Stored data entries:
>> Start

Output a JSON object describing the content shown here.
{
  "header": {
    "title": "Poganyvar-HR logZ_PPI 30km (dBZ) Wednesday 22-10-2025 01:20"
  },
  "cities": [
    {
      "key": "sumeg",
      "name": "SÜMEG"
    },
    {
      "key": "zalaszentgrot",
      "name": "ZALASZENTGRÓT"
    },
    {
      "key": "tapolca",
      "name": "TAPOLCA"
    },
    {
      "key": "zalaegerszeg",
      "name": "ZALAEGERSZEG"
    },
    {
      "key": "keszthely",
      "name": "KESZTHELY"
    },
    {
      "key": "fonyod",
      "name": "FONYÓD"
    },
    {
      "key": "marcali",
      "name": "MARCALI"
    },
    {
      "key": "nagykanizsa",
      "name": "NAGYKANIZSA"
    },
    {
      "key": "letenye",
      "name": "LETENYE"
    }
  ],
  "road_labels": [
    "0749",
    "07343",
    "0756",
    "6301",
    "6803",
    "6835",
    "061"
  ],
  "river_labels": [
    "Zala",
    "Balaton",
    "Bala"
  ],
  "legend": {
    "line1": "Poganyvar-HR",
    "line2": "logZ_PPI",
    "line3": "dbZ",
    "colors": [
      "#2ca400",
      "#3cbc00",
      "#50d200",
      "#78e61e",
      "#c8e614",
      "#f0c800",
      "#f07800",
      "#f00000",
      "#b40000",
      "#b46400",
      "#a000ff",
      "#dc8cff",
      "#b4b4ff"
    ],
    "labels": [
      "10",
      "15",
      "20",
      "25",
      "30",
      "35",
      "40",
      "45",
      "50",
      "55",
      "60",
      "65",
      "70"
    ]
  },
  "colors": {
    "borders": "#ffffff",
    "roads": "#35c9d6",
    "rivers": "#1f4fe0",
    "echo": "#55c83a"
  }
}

>> End

Problem to work on →
Show the lines that mention the word "name".

Result below →
      "name": "SÜMEG"
      "name": "ZALASZENTGRÓT"
      "name": "TAPOLCA"
      "name": "ZALAEGERSZEG"
      "name": "KESZTHELY"
      "name": "FONYÓD"
      "name": "MARCALI"
      "name": "NAGYKANIZSA"
      "name": "LETENYE"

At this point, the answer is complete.